**Stated exercise**: Exactly as written, print each record in the listing.

+++ Information given

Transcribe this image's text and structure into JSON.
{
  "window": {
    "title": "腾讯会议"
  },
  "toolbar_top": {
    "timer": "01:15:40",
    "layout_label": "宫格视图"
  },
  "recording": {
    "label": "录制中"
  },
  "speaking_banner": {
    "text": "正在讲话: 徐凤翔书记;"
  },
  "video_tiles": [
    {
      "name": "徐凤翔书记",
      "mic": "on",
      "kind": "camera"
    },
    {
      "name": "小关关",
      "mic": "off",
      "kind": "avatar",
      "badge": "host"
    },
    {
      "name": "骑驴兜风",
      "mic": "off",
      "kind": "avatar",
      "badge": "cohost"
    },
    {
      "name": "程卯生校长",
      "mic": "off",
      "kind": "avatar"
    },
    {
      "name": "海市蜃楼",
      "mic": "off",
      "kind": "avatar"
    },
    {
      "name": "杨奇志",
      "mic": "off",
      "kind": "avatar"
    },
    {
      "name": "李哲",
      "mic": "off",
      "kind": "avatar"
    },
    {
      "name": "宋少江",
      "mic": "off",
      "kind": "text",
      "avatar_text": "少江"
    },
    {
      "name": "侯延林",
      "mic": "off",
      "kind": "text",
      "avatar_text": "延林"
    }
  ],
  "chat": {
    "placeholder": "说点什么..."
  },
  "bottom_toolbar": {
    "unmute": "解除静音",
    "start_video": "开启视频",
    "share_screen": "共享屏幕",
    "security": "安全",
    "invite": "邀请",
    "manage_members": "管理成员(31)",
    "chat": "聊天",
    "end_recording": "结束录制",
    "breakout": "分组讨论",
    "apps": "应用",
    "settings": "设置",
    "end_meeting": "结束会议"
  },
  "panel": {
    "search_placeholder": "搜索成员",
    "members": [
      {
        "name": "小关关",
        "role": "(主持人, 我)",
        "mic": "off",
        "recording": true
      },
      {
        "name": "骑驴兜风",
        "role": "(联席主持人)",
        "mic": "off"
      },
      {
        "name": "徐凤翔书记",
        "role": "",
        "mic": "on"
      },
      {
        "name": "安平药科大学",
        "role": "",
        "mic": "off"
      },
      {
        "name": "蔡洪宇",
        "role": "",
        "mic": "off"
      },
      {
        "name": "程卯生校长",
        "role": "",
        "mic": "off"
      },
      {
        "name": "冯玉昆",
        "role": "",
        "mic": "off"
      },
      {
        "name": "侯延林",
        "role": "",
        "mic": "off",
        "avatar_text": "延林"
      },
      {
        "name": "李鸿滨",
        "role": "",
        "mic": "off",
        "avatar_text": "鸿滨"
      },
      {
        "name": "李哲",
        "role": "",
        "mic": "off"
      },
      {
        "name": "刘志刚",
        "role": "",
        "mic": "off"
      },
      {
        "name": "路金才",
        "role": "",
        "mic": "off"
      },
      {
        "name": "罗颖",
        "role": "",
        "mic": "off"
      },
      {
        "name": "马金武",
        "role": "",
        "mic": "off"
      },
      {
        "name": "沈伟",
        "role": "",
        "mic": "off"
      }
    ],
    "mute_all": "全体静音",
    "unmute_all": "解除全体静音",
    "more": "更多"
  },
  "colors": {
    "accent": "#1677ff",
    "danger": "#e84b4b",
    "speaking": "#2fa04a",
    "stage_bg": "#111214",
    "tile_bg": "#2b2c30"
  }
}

++++++

**Expected answer**:
Transcribe this image's text and structure into JSON.
{
  "window": {
    "title": "腾讯会议"
  },
  "toolbar_top": {
    "timer": "01:15:40",
    "layout_label": "宫格视图"
  },
  "recording": {
    "label": "录制中"
  },
  "speaking_banner": {
    "text": "正在讲话: 徐凤翔书记;"
  },
  "video_tiles": [
    {
      "name": "徐凤翔书记",
      "mic": "on",
      "kind": "camera"
    },
    {
      "name": "小关关",
      "mic": "off",
      "kind": "avatar",
      "badge": "host"
    },
    {
      "name": "骑驴兜风",
      "mic": "off",
      "kind": "avatar",
      "badge": "cohost"
    },
    {
      "name": "程卯生校长",
      "mic": "off",
      "kind": "avatar"
    },
    {
      "name": "海市蜃楼",
      "mic": "off",
      "kind": "avatar"
    },
    {
      "name": "杨奇志",
      "mic": "off",
      "kind": "avatar"
    },
    {
      "name": "李哲",
      "mic": "off",
      "kind": "avatar"
    },
    {
      "name": "宋少江",
      "mic": "off",
      "kind": "text",
      "avatar_text": "少江"
    },
    {
      "name": "侯延林",
      "mic": "off",
      "kind": "text",
      "avatar_text": "延林"
    }
  ],
  "chat": {
    "placeholder": "说点什么..."
  },
  "bottom_toolbar": {
    "unmute": "解除静音",
    "start_video": "开启视频",
    "share_screen": "共享屏幕",
    "security": "安全",
    "invite": "邀请",
    "manage_members": "管理成员(31)",
    "chat": "聊天",
    "end_recording": "结束录制",
    "breakout": "分组讨论",
    "apps": "应用",
    "settings": "设置",
    "end_meeting": "结束会议"
  },
  "panel": {
    "search_placeholder": "搜索成员",
    "members": [
      {
        "name": "小关关",
        "role": "(主持人, 我)",
        "mic": "off",
        "recording": true
      },
      {
        "name": "骑驴兜风",
        "role": "(联席主持人)",
        "mic": "off"
      },
      {
        "name": "徐凤翔书记",
        "role": "",
        "mic": "on"
      },
      {
        "name": "安平药科大学",
        "role": "",
        "mic": "off"
      },
      {
        "name": "蔡洪宇",
        "role": "",
        "mic": "off"
      },
      {
        "name": "程卯生校长",
        "role": "",
        "mic": "off"
      },
      {
        "name": "冯玉昆",
        "role": "",
        "mic": "off"
      },
      {
        "name": "侯延林",
        "role": "",
        "mic": "off",
        "avatar_text": "延林"
      },
      {
        "name": "李鸿滨",
        "role": "",
        "mic": "off",
        "avatar_text": "鸿滨"
      },
      {
        "name": "李哲",
        "role": "",
        "mic": "off"
      },
      {
        "name": "刘志刚",
        "role": "",
        "mic": "off"
      },
      {
        "name": "路金才",
        "role": "",
        "mic": "off"
      },
      {
        "name": "罗颖",
        "role": "",
        "mic": "off"
      },
      {
        "name": "马金武",
        "role": "",
        "mic": "off"
      },
      {
        "name": "沈伟",
        "role": "",
        "mic": "off"
      }
    ],
    "mute_all": "全体静音",
    "unmute_all": "解除全体静音",
    "more": "更多"
  },
  "colors": {
    "accent": "#1677ff",
    "danger": "#e84b4b",
    "speaking": "#2fa04a",
    "stage_bg": "#111214",
    "tile_bg": "#2b2c30"
  }
}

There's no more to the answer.